Task directions:
Transcribe the entries that follow exactly as they appear, minus pictures.

Provided entries:
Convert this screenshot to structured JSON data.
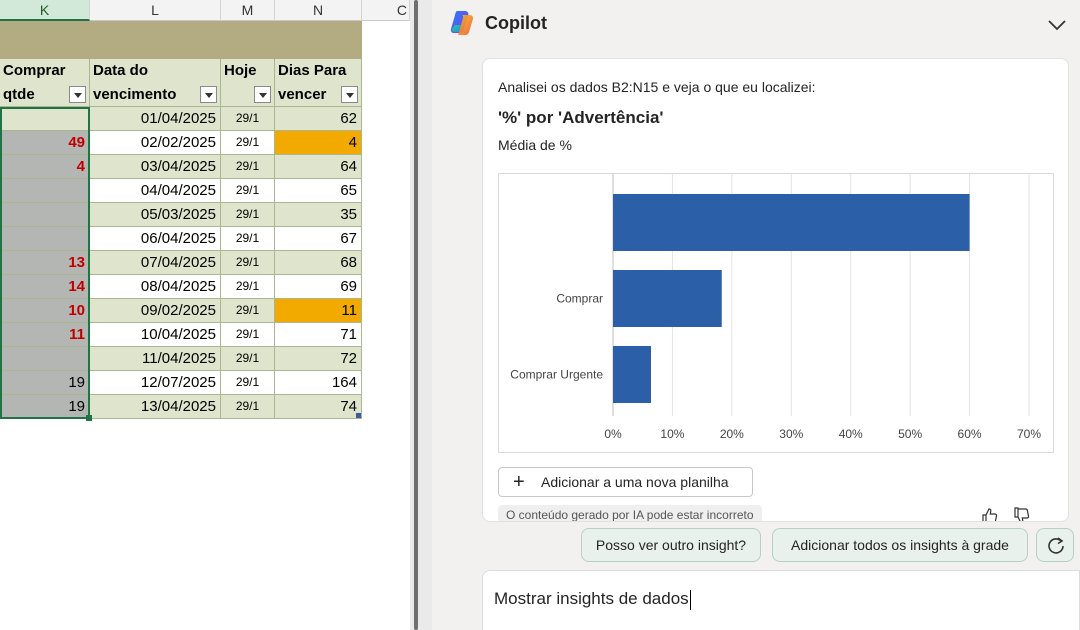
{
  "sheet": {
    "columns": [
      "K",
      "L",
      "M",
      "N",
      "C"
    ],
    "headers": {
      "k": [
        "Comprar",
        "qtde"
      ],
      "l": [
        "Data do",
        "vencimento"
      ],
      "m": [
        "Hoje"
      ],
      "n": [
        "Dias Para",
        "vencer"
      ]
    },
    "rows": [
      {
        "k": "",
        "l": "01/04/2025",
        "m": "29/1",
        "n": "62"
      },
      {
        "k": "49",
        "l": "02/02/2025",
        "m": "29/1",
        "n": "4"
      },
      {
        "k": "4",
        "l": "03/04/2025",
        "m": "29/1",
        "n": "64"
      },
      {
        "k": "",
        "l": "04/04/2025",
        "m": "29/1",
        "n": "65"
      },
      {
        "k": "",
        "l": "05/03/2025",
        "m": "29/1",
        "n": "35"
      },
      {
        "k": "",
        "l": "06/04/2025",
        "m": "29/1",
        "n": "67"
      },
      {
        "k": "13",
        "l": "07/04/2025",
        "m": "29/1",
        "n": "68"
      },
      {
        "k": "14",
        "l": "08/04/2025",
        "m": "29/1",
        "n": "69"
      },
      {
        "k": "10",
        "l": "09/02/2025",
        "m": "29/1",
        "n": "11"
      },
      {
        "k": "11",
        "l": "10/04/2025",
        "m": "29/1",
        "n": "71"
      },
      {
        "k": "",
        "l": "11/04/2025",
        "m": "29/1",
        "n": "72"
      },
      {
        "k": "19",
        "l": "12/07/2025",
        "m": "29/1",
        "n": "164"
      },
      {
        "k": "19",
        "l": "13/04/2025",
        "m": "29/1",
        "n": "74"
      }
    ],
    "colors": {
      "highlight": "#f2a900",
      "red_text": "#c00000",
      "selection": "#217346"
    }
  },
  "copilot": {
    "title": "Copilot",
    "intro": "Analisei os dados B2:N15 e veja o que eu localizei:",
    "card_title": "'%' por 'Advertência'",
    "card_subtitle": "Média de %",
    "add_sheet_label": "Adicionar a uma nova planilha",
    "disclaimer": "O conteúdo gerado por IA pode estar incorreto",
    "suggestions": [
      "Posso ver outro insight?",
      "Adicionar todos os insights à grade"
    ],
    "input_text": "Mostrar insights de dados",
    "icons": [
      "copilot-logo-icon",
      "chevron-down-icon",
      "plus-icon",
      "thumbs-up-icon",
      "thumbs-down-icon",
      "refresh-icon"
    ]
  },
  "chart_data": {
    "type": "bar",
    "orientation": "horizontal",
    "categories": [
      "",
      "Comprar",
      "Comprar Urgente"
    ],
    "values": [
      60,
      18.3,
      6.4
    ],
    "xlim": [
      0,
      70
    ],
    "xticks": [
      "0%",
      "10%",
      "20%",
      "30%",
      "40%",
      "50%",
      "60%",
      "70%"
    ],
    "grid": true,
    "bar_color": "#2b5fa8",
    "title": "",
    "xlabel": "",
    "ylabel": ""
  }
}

Output of the task:
Convert this screenshot to structured JSON data.
{
  "sheet": {
    "columns": [
      "K",
      "L",
      "M",
      "N",
      "C"
    ],
    "headers": {
      "k": [
        "Comprar",
        "qtde"
      ],
      "l": [
        "Data do",
        "vencimento"
      ],
      "m": [
        "Hoje"
      ],
      "n": [
        "Dias Para",
        "vencer"
      ]
    },
    "rows": [
      {
        "k": "",
        "l": "01/04/2025",
        "m": "29/1",
        "n": "62"
      },
      {
        "k": "49",
        "l": "02/02/2025",
        "m": "29/1",
        "n": "4"
      },
      {
        "k": "4",
        "l": "03/04/2025",
        "m": "29/1",
        "n": "64"
      },
      {
        "k": "",
        "l": "04/04/2025",
        "m": "29/1",
        "n": "65"
      },
      {
        "k": "",
        "l": "05/03/2025",
        "m": "29/1",
        "n": "35"
      },
      {
        "k": "",
        "l": "06/04/2025",
        "m": "29/1",
        "n": "67"
      },
      {
        "k": "13",
        "l": "07/04/2025",
        "m": "29/1",
        "n": "68"
      },
      {
        "k": "14",
        "l": "08/04/2025",
        "m": "29/1",
        "n": "69"
      },
      {
        "k": "10",
        "l": "09/02/2025",
        "m": "29/1",
        "n": "11"
      },
      {
        "k": "11",
        "l": "10/04/2025",
        "m": "29/1",
        "n": "71"
      },
      {
        "k": "",
        "l": "11/04/2025",
        "m": "29/1",
        "n": "72"
      },
      {
        "k": "19",
        "l": "12/07/2025",
        "m": "29/1",
        "n": "164"
      },
      {
        "k": "19",
        "l": "13/04/2025",
        "m": "29/1",
        "n": "74"
      }
    ],
    "colors": {
      "highlight": "#f2a900",
      "red_text": "#c00000",
      "selection": "#217346"
    }
  },
  "copilot": {
    "title": "Copilot",
    "intro": "Analisei os dados B2:N15 e veja o que eu localizei:",
    "card_title": "'%' por 'Advertência'",
    "card_subtitle": "Média de %",
    "add_sheet_label": "Adicionar a uma nova planilha",
    "disclaimer": "O conteúdo gerado por IA pode estar incorreto",
    "suggestions": [
      "Posso ver outro insight?",
      "Adicionar todos os insights à grade"
    ],
    "input_text": "Mostrar insights de dados",
    "icons": [
      "copilot-logo-icon",
      "chevron-down-icon",
      "plus-icon",
      "thumbs-up-icon",
      "thumbs-down-icon",
      "refresh-icon"
    ]
  },
  "chart_data": {
    "type": "bar",
    "orientation": "horizontal",
    "categories": [
      "",
      "Comprar",
      "Comprar Urgente"
    ],
    "values": [
      60,
      18.3,
      6.4
    ],
    "xlim": [
      0,
      70
    ],
    "xticks": [
      "0%",
      "10%",
      "20%",
      "30%",
      "40%",
      "50%",
      "60%",
      "70%"
    ],
    "grid": true,
    "bar_color": "#2b5fa8",
    "title": "",
    "xlabel": "",
    "ylabel": ""
  }
}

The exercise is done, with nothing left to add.